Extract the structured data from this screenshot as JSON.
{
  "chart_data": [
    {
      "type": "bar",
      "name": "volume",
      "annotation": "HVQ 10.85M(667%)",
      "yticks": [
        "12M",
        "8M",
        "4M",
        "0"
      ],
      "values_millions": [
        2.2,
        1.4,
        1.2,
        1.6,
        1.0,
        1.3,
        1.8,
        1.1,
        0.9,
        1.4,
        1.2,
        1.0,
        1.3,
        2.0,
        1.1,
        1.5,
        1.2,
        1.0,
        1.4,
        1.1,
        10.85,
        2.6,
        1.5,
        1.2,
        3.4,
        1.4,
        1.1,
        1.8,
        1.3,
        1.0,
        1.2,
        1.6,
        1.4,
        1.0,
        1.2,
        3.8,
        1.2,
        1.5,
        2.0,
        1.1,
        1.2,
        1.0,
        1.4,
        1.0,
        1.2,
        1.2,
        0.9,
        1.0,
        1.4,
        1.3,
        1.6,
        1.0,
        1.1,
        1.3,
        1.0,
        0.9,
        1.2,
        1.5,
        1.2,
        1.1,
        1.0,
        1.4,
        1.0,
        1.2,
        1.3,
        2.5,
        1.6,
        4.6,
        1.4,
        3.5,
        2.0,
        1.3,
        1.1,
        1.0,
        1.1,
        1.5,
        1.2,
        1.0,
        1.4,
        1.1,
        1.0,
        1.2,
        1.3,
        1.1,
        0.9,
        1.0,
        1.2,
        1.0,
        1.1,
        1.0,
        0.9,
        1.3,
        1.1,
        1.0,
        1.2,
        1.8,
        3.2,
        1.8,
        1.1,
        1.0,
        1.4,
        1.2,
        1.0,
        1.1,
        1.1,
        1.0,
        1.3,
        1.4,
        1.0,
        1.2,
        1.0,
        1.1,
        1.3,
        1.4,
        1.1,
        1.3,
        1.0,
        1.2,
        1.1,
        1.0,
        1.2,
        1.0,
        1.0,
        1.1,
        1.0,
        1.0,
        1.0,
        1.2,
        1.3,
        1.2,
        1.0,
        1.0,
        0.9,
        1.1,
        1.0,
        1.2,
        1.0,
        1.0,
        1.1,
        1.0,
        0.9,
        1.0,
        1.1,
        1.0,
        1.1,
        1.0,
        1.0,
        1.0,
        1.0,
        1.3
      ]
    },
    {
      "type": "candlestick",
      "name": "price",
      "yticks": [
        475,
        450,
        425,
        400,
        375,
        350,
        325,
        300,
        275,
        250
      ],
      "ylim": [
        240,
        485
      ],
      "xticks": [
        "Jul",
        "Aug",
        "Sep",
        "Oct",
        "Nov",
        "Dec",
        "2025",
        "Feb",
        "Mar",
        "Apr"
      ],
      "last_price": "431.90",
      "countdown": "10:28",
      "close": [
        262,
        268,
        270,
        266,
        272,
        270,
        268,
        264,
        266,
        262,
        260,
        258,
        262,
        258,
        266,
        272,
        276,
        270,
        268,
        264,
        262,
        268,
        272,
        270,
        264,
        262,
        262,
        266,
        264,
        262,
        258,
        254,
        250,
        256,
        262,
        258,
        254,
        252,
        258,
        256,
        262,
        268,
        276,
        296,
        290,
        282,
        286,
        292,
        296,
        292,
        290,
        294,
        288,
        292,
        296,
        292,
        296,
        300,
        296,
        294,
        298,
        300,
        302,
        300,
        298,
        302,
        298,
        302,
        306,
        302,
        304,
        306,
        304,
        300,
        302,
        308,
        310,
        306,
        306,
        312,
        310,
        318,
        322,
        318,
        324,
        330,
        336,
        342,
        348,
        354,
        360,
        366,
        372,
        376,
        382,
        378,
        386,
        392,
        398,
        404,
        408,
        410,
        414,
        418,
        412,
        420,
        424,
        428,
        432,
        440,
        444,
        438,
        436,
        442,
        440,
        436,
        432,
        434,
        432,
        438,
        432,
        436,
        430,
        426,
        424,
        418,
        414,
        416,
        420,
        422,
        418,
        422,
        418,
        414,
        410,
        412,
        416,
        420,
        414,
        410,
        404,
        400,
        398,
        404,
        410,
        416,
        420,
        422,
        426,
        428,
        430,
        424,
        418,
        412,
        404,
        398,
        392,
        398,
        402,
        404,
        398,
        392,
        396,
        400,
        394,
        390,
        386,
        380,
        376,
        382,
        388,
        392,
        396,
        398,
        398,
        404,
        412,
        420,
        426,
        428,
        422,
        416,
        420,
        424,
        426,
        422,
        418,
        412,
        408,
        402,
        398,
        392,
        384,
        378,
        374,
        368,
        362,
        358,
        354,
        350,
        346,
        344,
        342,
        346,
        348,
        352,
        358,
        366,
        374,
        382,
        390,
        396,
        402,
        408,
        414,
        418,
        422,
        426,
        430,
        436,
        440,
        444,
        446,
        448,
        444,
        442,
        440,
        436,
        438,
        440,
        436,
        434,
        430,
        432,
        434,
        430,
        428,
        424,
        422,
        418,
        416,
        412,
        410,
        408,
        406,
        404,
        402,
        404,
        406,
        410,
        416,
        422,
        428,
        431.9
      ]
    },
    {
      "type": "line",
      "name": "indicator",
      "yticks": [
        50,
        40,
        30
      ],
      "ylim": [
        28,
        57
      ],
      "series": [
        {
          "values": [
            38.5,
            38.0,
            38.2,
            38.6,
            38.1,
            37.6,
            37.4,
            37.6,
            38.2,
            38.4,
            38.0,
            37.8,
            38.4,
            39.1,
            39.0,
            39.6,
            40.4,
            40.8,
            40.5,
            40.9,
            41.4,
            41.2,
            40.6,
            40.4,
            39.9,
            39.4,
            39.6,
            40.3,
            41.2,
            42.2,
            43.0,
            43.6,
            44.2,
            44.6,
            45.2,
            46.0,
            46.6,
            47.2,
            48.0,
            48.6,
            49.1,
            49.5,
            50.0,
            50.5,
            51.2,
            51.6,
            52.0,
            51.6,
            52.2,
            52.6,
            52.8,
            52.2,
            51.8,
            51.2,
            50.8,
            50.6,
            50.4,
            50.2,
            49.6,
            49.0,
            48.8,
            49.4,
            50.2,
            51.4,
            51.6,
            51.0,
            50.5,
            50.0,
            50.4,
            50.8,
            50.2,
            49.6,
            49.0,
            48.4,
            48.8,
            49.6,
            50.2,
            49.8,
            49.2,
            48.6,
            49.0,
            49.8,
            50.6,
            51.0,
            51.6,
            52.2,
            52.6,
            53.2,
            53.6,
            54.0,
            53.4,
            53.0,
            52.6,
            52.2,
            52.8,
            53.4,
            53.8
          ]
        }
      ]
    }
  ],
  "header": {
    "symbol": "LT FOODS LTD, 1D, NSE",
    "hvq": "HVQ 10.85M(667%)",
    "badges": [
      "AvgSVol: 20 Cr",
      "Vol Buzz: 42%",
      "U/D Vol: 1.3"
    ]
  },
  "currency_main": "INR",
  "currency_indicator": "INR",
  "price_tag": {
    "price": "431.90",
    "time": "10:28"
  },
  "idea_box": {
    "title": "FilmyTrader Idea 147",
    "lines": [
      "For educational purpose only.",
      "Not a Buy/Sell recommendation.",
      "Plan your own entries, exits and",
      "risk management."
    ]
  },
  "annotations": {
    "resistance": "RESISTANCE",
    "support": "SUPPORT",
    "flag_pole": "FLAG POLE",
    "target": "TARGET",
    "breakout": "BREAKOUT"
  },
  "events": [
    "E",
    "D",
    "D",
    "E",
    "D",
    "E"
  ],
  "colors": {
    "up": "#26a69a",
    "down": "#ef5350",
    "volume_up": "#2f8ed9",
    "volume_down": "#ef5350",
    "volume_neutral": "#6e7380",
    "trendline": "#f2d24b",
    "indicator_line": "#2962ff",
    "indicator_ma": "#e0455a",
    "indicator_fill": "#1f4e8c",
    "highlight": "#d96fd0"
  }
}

(Task prompt): Exactly as shown above, return every record.

(Task result):
Extract the structured data from this screenshot as JSON.
{
  "chart_data": [
    {
      "type": "bar",
      "name": "volume",
      "annotation": "HVQ 10.85M(667%)",
      "yticks": [
        "12M",
        "8M",
        "4M",
        "0"
      ],
      "values_millions": [
        2.2,
        1.4,
        1.2,
        1.6,
        1.0,
        1.3,
        1.8,
        1.1,
        0.9,
        1.4,
        1.2,
        1.0,
        1.3,
        2.0,
        1.1,
        1.5,
        1.2,
        1.0,
        1.4,
        1.1,
        10.85,
        2.6,
        1.5,
        1.2,
        3.4,
        1.4,
        1.1,
        1.8,
        1.3,
        1.0,
        1.2,
        1.6,
        1.4,
        1.0,
        1.2,
        3.8,
        1.2,
        1.5,
        2.0,
        1.1,
        1.2,
        1.0,
        1.4,
        1.0,
        1.2,
        1.2,
        0.9,
        1.0,
        1.4,
        1.3,
        1.6,
        1.0,
        1.1,
        1.3,
        1.0,
        0.9,
        1.2,
        1.5,
        1.2,
        1.1,
        1.0,
        1.4,
        1.0,
        1.2,
        1.3,
        2.5,
        1.6,
        4.6,
        1.4,
        3.5,
        2.0,
        1.3,
        1.1,
        1.0,
        1.1,
        1.5,
        1.2,
        1.0,
        1.4,
        1.1,
        1.0,
        1.2,
        1.3,
        1.1,
        0.9,
        1.0,
        1.2,
        1.0,
        1.1,
        1.0,
        0.9,
        1.3,
        1.1,
        1.0,
        1.2,
        1.8,
        3.2,
        1.8,
        1.1,
        1.0,
        1.4,
        1.2,
        1.0,
        1.1,
        1.1,
        1.0,
        1.3,
        1.4,
        1.0,
        1.2,
        1.0,
        1.1,
        1.3,
        1.4,
        1.1,
        1.3,
        1.0,
        1.2,
        1.1,
        1.0,
        1.2,
        1.0,
        1.0,
        1.1,
        1.0,
        1.0,
        1.0,
        1.2,
        1.3,
        1.2,
        1.0,
        1.0,
        0.9,
        1.1,
        1.0,
        1.2,
        1.0,
        1.0,
        1.1,
        1.0,
        0.9,
        1.0,
        1.1,
        1.0,
        1.1,
        1.0,
        1.0,
        1.0,
        1.0,
        1.3
      ]
    },
    {
      "type": "candlestick",
      "name": "price",
      "yticks": [
        475,
        450,
        425,
        400,
        375,
        350,
        325,
        300,
        275,
        250
      ],
      "ylim": [
        240,
        485
      ],
      "xticks": [
        "Jul",
        "Aug",
        "Sep",
        "Oct",
        "Nov",
        "Dec",
        "2025",
        "Feb",
        "Mar",
        "Apr"
      ],
      "last_price": "431.90",
      "countdown": "10:28",
      "close": [
        262,
        268,
        270,
        266,
        272,
        270,
        268,
        264,
        266,
        262,
        260,
        258,
        262,
        258,
        266,
        272,
        276,
        270,
        268,
        264,
        262,
        268,
        272,
        270,
        264,
        262,
        262,
        266,
        264,
        262,
        258,
        254,
        250,
        256,
        262,
        258,
        254,
        252,
        258,
        256,
        262,
        268,
        276,
        296,
        290,
        282,
        286,
        292,
        296,
        292,
        290,
        294,
        288,
        292,
        296,
        292,
        296,
        300,
        296,
        294,
        298,
        300,
        302,
        300,
        298,
        302,
        298,
        302,
        306,
        302,
        304,
        306,
        304,
        300,
        302,
        308,
        310,
        306,
        306,
        312,
        310,
        318,
        322,
        318,
        324,
        330,
        336,
        342,
        348,
        354,
        360,
        366,
        372,
        376,
        382,
        378,
        386,
        392,
        398,
        404,
        408,
        410,
        414,
        418,
        412,
        420,
        424,
        428,
        432,
        440,
        444,
        438,
        436,
        442,
        440,
        436,
        432,
        434,
        432,
        438,
        432,
        436,
        430,
        426,
        424,
        418,
        414,
        416,
        420,
        422,
        418,
        422,
        418,
        414,
        410,
        412,
        416,
        420,
        414,
        410,
        404,
        400,
        398,
        404,
        410,
        416,
        420,
        422,
        426,
        428,
        430,
        424,
        418,
        412,
        404,
        398,
        392,
        398,
        402,
        404,
        398,
        392,
        396,
        400,
        394,
        390,
        386,
        380,
        376,
        382,
        388,
        392,
        396,
        398,
        398,
        404,
        412,
        420,
        426,
        428,
        422,
        416,
        420,
        424,
        426,
        422,
        418,
        412,
        408,
        402,
        398,
        392,
        384,
        378,
        374,
        368,
        362,
        358,
        354,
        350,
        346,
        344,
        342,
        346,
        348,
        352,
        358,
        366,
        374,
        382,
        390,
        396,
        402,
        408,
        414,
        418,
        422,
        426,
        430,
        436,
        440,
        444,
        446,
        448,
        444,
        442,
        440,
        436,
        438,
        440,
        436,
        434,
        430,
        432,
        434,
        430,
        428,
        424,
        422,
        418,
        416,
        412,
        410,
        408,
        406,
        404,
        402,
        404,
        406,
        410,
        416,
        422,
        428,
        431.9
      ]
    },
    {
      "type": "line",
      "name": "indicator",
      "yticks": [
        50,
        40,
        30
      ],
      "ylim": [
        28,
        57
      ],
      "series": [
        {
          "values": [
            38.5,
            38.0,
            38.2,
            38.6,
            38.1,
            37.6,
            37.4,
            37.6,
            38.2,
            38.4,
            38.0,
            37.8,
            38.4,
            39.1,
            39.0,
            39.6,
            40.4,
            40.8,
            40.5,
            40.9,
            41.4,
            41.2,
            40.6,
            40.4,
            39.9,
            39.4,
            39.6,
            40.3,
            41.2,
            42.2,
            43.0,
            43.6,
            44.2,
            44.6,
            45.2,
            46.0,
            46.6,
            47.2,
            48.0,
            48.6,
            49.1,
            49.5,
            50.0,
            50.5,
            51.2,
            51.6,
            52.0,
            51.6,
            52.2,
            52.6,
            52.8,
            52.2,
            51.8,
            51.2,
            50.8,
            50.6,
            50.4,
            50.2,
            49.6,
            49.0,
            48.8,
            49.4,
            50.2,
            51.4,
            51.6,
            51.0,
            50.5,
            50.0,
            50.4,
            50.8,
            50.2,
            49.6,
            49.0,
            48.4,
            48.8,
            49.6,
            50.2,
            49.8,
            49.2,
            48.6,
            49.0,
            49.8,
            50.6,
            51.0,
            51.6,
            52.2,
            52.6,
            53.2,
            53.6,
            54.0,
            53.4,
            53.0,
            52.6,
            52.2,
            52.8,
            53.4,
            53.8
          ]
        }
      ]
    }
  ],
  "header": {
    "symbol": "LT FOODS LTD, 1D, NSE",
    "hvq": "HVQ 10.85M(667%)",
    "badges": [
      "AvgSVol: 20 Cr",
      "Vol Buzz: 42%",
      "U/D Vol: 1.3"
    ]
  },
  "currency_main": "INR",
  "currency_indicator": "INR",
  "price_tag": {
    "price": "431.90",
    "time": "10:28"
  },
  "idea_box": {
    "title": "FilmyTrader Idea 147",
    "lines": [
      "For educational purpose only.",
      "Not a Buy/Sell recommendation.",
      "Plan your own entries, exits and",
      "risk management."
    ]
  },
  "annotations": {
    "resistance": "RESISTANCE",
    "support": "SUPPORT",
    "flag_pole": "FLAG POLE",
    "target": "TARGET",
    "breakout": "BREAKOUT"
  },
  "events": [
    "E",
    "D",
    "D",
    "E",
    "D",
    "E"
  ],
  "colors": {
    "up": "#26a69a",
    "down": "#ef5350",
    "volume_up": "#2f8ed9",
    "volume_down": "#ef5350",
    "volume_neutral": "#6e7380",
    "trendline": "#f2d24b",
    "indicator_line": "#2962ff",
    "indicator_ma": "#e0455a",
    "indicator_fill": "#1f4e8c",
    "highlight": "#d96fd0"
  }
}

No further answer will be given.